Each line of the material below should be reproduced exactly.

# # #

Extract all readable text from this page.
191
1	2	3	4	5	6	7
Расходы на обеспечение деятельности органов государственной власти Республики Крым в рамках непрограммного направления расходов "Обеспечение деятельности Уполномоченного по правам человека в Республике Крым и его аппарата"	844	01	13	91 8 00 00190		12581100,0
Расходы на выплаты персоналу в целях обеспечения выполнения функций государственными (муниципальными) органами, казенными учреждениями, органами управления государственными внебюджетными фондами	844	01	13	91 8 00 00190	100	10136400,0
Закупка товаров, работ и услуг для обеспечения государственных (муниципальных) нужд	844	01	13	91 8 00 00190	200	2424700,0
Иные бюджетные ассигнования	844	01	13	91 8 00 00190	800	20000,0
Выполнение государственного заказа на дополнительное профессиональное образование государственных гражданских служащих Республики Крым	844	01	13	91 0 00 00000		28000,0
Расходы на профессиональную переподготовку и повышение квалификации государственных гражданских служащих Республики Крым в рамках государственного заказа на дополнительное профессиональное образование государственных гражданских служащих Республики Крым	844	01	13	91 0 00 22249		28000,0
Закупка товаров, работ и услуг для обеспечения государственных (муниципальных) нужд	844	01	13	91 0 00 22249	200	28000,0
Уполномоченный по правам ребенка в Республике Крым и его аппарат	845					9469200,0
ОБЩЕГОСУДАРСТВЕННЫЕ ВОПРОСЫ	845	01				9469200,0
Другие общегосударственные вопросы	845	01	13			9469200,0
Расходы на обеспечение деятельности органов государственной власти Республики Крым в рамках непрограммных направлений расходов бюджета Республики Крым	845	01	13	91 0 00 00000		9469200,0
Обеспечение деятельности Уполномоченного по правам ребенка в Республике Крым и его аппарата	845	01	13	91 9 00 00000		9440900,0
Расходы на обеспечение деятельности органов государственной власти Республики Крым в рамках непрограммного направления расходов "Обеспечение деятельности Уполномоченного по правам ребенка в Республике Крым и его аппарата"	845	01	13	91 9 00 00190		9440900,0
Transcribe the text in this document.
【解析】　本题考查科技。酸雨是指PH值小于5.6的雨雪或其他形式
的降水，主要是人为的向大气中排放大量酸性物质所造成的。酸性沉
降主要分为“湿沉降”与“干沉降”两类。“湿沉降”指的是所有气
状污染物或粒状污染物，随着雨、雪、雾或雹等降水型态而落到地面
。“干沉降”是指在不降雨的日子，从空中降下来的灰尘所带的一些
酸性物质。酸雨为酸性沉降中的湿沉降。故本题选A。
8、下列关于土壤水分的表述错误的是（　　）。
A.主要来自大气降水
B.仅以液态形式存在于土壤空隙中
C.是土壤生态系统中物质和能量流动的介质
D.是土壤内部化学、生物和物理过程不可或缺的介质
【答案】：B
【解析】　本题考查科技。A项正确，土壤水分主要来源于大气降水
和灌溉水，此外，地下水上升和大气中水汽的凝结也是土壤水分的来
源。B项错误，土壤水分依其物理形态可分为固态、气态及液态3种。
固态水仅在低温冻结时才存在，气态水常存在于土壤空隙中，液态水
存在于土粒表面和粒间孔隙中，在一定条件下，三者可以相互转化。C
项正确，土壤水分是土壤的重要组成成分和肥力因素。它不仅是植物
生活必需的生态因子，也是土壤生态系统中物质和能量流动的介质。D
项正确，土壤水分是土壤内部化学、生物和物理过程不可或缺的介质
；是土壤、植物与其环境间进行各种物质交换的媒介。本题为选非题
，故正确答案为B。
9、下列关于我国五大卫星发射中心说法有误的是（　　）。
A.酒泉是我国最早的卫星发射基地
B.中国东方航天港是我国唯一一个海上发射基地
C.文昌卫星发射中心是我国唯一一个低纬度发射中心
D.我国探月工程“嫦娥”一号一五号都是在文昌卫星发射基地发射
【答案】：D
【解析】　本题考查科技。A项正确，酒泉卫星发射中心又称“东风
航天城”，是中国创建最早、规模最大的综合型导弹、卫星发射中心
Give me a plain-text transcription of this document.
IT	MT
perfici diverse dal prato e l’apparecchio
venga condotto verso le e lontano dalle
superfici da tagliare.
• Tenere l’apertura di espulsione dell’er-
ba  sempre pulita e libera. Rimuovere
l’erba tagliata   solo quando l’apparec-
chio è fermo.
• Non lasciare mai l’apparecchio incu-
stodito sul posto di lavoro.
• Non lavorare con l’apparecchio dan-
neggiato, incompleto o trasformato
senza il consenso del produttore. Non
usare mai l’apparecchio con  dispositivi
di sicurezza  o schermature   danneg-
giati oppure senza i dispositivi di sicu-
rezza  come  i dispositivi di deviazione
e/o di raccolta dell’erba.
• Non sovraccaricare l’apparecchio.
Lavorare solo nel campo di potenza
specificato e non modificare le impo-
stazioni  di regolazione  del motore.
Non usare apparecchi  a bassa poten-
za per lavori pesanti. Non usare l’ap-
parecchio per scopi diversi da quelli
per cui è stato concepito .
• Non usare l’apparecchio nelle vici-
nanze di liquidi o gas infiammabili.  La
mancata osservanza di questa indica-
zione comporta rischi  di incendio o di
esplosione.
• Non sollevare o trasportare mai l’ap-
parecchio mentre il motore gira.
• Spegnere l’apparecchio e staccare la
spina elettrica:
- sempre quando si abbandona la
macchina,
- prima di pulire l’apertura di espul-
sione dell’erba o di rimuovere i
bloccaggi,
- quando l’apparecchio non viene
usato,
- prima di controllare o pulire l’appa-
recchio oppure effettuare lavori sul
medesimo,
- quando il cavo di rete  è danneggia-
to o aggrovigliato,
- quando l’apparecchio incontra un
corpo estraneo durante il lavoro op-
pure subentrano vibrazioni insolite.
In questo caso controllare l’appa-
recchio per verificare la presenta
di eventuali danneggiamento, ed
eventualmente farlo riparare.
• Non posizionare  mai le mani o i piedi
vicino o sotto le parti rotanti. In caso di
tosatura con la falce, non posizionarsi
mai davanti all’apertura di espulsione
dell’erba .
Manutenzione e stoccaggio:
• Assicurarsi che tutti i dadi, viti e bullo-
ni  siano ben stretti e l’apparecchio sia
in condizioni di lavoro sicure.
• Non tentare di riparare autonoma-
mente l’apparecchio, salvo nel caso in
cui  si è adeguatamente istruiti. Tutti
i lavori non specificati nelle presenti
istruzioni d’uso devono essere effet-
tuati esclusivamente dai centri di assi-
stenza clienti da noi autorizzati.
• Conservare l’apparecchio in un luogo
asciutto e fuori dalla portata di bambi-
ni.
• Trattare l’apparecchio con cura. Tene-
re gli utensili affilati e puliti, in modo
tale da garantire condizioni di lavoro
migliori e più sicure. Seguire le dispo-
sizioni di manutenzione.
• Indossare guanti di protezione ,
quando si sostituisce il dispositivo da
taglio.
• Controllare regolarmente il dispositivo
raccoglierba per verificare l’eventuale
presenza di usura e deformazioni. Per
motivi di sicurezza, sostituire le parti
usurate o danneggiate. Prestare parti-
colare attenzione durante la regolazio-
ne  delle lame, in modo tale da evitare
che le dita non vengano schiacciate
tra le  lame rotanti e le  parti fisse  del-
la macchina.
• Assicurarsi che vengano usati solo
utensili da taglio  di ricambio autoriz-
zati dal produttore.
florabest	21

# # #

SOLUTION BELOW:
Extract all readable text from this page.
191
1	2	3	4	5	6	7
Расходы на обеспечение деятельности органов государственной власти Республики Крым в рамках непрограммного направления расходов "Обеспечение деятельности Уполномоченного по правам человека в Республике Крым и его аппарата"	844	01	13	91 8 00 00190		12581100,0
Расходы на выплаты персоналу в целях обеспечения выполнения функций государственными (муниципальными) органами, казенными учреждениями, органами управления государственными внебюджетными фондами	844	01	13	91 8 00 00190	100	10136400,0
Закупка товаров, работ и услуг для обеспечения государственных (муниципальных) нужд	844	01	13	91 8 00 00190	200	2424700,0
Иные бюджетные ассигнования	844	01	13	91 8 00 00190	800	20000,0
Выполнение государственного заказа на дополнительное профессиональное образование государственных гражданских служащих Республики Крым	844	01	13	91 0 00 00000		28000,0
Расходы на профессиональную переподготовку и повышение квалификации государственных гражданских служащих Республики Крым в рамках государственного заказа на дополнительное профессиональное образование государственных гражданских служащих Республики Крым	844	01	13	91 0 00 22249		28000,0
Закупка товаров, работ и услуг для обеспечения государственных (муниципальных) нужд	844	01	13	91 0 00 22249	200	28000,0
Уполномоченный по правам ребенка в Республике Крым и его аппарат	845					9469200,0
ОБЩЕГОСУДАРСТВЕННЫЕ ВОПРОСЫ	845	01				9469200,0
Другие общегосударственные вопросы	845	01	13			9469200,0
Расходы на обеспечение деятельности органов государственной власти Республики Крым в рамках непрограммных направлений расходов бюджета Республики Крым	845	01	13	91 0 00 00000		9469200,0
Обеспечение деятельности Уполномоченного по правам ребенка в Республике Крым и его аппарата	845	01	13	91 9 00 00000		9440900,0
Расходы на обеспечение деятельности органов государственной власти Республики Крым в рамках непрограммного направления расходов "Обеспечение деятельности Уполномоченного по правам ребенка в Республике Крым и его аппарата"	845	01	13	91 9 00 00190		9440900,0
Transcribe the text in this document.
【解析】　本题考查科技。酸雨是指PH值小于5.6的雨雪或其他形式
的降水，主要是人为的向大气中排放大量酸性物质所造成的。酸性沉
降主要分为“湿沉降”与“干沉降”两类。“湿沉降”指的是所有气
状污染物或粒状污染物，随着雨、雪、雾或雹等降水型态而落到地面
。“干沉降”是指在不降雨的日子，从空中降下来的灰尘所带的一些
酸性物质。酸雨为酸性沉降中的湿沉降。故本题选A。
8、下列关于土壤水分的表述错误的是（　　）。
A.主要来自大气降水
B.仅以液态形式存在于土壤空隙中
C.是土壤生态系统中物质和能量流动的介质
D.是土壤内部化学、生物和物理过程不可或缺的介质
【答案】：B
【解析】　本题考查科技。A项正确，土壤水分主要来源于大气降水
和灌溉水，此外，地下水上升和大气中水汽的凝结也是土壤水分的来
源。B项错误，土壤水分依其物理形态可分为固态、气态及液态3种。
固态水仅在低温冻结时才存在，气态水常存在于土壤空隙中，液态水
存在于土粒表面和粒间孔隙中，在一定条件下，三者可以相互转化。C
项正确，土壤水分是土壤的重要组成成分和肥力因素。它不仅是植物
生活必需的生态因子，也是土壤生态系统中物质和能量流动的介质。D
项正确，土壤水分是土壤内部化学、生物和物理过程不可或缺的介质
；是土壤、植物与其环境间进行各种物质交换的媒介。本题为选非题
，故正确答案为B。
9、下列关于我国五大卫星发射中心说法有误的是（　　）。
A.酒泉是我国最早的卫星发射基地
B.中国东方航天港是我国唯一一个海上发射基地
C.文昌卫星发射中心是我国唯一一个低纬度发射中心
D.我国探月工程“嫦娥”一号一五号都是在文昌卫星发射基地发射
【答案】：D
【解析】　本题考查科技。A项正确，酒泉卫星发射中心又称“东风
航天城”，是中国创建最早、规模最大的综合型导弹、卫星发射中心
Give me a plain-text transcription of this document.
IT	MT
perfici diverse dal prato e l’apparecchio
venga condotto verso le e lontano dalle
superfici da tagliare.
• Tenere l’apertura di espulsione dell’er-
ba  sempre pulita e libera. Rimuovere
l’erba tagliata   solo quando l’apparec-
chio è fermo.
• Non lasciare mai l’apparecchio incu-
stodito sul posto di lavoro.
• Non lavorare con l’apparecchio dan-
neggiato, incompleto o trasformato
senza il consenso del produttore. Non
usare mai l’apparecchio con  dispositivi
di sicurezza  o schermature   danneg-
giati oppure senza i dispositivi di sicu-
rezza  come  i dispositivi di deviazione
e/o di raccolta dell’erba.
• Non sovraccaricare l’apparecchio.
Lavorare solo nel campo di potenza
specificato e non modificare le impo-
stazioni  di regolazione  del motore.
Non usare apparecchi  a bassa poten-
za per lavori pesanti. Non usare l’ap-
parecchio per scopi diversi da quelli
per cui è stato concepito .
• Non usare l’apparecchio nelle vici-
nanze di liquidi o gas infiammabili.  La
mancata osservanza di questa indica-
zione comporta rischi  di incendio o di
esplosione.
• Non sollevare o trasportare mai l’ap-
parecchio mentre il motore gira.
• Spegnere l’apparecchio e staccare la
spina elettrica:
- sempre quando si abbandona la
macchina,
- prima di pulire l’apertura di espul-
sione dell’erba o di rimuovere i
bloccaggi,
- quando l’apparecchio non viene
usato,
- prima di controllare o pulire l’appa-
recchio oppure effettuare lavori sul
medesimo,
- quando il cavo di rete  è danneggia-
to o aggrovigliato,
- quando l’apparecchio incontra un
corpo estraneo durante il lavoro op-
pure subentrano vibrazioni insolite.
In questo caso controllare l’appa-
recchio per verificare la presenta
di eventuali danneggiamento, ed
eventualmente farlo riparare.
• Non posizionare  mai le mani o i piedi
vicino o sotto le parti rotanti. In caso di
tosatura con la falce, non posizionarsi
mai davanti all’apertura di espulsione
dell’erba .
Manutenzione e stoccaggio:
• Assicurarsi che tutti i dadi, viti e bullo-
ni  siano ben stretti e l’apparecchio sia
in condizioni di lavoro sicure.
• Non tentare di riparare autonoma-
mente l’apparecchio, salvo nel caso in
cui  si è adeguatamente istruiti. Tutti
i lavori non specificati nelle presenti
istruzioni d’uso devono essere effet-
tuati esclusivamente dai centri di assi-
stenza clienti da noi autorizzati.
• Conservare l’apparecchio in un luogo
asciutto e fuori dalla portata di bambi-
ni.
• Trattare l’apparecchio con cura. Tene-
re gli utensili affilati e puliti, in modo
tale da garantire condizioni di lavoro
migliori e più sicure. Seguire le dispo-
sizioni di manutenzione.
• Indossare guanti di protezione ,
quando si sostituisce il dispositivo da
taglio.
• Controllare regolarmente il dispositivo
raccoglierba per verificare l’eventuale
presenza di usura e deformazioni. Per
motivi di sicurezza, sostituire le parti
usurate o danneggiate. Prestare parti-
colare attenzione durante la regolazio-
ne  delle lame, in modo tale da evitare
che le dita non vengano schiacciate
tra le  lame rotanti e le  parti fisse  del-
la macchina.
• Assicurarsi che vengano usati solo
utensili da taglio  di ricambio autoriz-
zati dal produttore.
florabest	21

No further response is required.